* [Exercise aim]
Each line of the data that includes the string "boundaries" is to be copied out.

- - - -

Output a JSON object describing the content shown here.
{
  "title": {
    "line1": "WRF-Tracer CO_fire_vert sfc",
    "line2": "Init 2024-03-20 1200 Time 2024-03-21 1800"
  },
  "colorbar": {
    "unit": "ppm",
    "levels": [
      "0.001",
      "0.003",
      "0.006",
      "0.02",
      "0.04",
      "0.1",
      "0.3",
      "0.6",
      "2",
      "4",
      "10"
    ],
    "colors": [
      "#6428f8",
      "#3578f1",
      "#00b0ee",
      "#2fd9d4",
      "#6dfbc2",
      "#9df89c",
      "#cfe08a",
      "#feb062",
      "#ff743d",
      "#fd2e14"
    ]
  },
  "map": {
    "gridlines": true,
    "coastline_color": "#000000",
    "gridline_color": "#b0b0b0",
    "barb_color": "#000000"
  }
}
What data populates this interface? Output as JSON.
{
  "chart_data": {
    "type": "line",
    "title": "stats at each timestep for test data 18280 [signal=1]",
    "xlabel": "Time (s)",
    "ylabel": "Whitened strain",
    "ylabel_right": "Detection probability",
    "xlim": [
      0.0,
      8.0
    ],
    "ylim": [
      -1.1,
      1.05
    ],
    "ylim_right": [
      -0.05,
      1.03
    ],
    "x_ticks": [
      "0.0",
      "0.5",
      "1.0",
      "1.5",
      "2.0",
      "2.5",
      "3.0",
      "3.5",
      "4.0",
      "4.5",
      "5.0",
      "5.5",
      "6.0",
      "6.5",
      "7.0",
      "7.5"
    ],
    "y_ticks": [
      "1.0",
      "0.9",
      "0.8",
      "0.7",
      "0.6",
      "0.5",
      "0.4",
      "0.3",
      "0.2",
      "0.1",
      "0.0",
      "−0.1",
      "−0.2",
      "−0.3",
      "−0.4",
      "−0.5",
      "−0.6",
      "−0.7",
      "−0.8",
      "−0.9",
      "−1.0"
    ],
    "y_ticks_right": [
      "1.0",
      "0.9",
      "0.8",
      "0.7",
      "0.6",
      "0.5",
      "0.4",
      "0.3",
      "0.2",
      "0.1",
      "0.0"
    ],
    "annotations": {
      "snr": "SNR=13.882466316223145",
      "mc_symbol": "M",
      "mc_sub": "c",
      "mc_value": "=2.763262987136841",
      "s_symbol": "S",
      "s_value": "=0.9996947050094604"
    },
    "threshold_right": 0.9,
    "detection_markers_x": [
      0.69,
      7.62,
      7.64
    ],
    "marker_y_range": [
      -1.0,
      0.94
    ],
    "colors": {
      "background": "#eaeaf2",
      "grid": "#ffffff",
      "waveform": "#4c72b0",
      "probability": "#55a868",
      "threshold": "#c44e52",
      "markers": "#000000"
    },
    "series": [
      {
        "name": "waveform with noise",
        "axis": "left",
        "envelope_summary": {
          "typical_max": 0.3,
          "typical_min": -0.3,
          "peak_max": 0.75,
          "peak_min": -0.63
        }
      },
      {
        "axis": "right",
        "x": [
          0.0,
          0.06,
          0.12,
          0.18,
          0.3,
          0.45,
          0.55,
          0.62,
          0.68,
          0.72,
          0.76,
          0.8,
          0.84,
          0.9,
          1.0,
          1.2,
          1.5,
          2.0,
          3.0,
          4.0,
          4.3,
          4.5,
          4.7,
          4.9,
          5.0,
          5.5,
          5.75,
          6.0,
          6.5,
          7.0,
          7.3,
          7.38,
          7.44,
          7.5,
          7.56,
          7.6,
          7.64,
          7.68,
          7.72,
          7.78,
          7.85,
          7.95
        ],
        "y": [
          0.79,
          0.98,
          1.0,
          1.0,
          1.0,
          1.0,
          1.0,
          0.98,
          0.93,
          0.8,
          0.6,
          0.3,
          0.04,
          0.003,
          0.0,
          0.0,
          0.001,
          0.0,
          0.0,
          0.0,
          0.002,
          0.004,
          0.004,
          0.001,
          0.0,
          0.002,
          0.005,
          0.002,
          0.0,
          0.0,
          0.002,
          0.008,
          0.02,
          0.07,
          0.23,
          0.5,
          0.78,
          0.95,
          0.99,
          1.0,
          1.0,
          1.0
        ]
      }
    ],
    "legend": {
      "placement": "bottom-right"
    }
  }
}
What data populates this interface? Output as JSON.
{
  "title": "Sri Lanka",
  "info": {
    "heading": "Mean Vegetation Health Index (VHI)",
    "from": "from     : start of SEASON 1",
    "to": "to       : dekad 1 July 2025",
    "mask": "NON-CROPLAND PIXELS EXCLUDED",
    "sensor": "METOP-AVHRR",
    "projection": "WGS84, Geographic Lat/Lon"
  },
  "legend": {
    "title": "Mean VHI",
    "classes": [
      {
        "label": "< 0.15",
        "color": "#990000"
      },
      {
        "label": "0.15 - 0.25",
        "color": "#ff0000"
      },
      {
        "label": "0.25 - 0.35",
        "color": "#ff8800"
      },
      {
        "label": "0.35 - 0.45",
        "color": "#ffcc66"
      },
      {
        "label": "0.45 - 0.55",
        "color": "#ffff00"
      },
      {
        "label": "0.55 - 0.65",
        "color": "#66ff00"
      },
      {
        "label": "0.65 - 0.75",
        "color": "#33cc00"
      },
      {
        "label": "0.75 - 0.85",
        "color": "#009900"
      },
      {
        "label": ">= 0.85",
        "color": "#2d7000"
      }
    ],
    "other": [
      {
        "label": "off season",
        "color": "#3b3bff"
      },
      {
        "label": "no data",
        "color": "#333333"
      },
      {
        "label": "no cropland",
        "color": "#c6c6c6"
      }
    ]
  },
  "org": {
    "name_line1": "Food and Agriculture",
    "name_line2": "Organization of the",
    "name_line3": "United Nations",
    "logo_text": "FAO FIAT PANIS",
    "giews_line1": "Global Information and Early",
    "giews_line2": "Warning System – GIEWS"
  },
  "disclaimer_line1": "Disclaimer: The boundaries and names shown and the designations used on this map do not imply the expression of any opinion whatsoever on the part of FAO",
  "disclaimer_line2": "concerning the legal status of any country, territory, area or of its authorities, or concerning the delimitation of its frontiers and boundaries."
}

- - - -

* [Solution to this exercise]
  "disclaimer_line1": "Disclaimer: The boundaries and names shown and the designations used on this map do not imply the expression of any opinion whatsoever on the part of FAO",
  "disclaimer_line2": "concerning the legal status of any country, territory, area or of its authorities, or concerning the delimitation of its frontiers and boundaries."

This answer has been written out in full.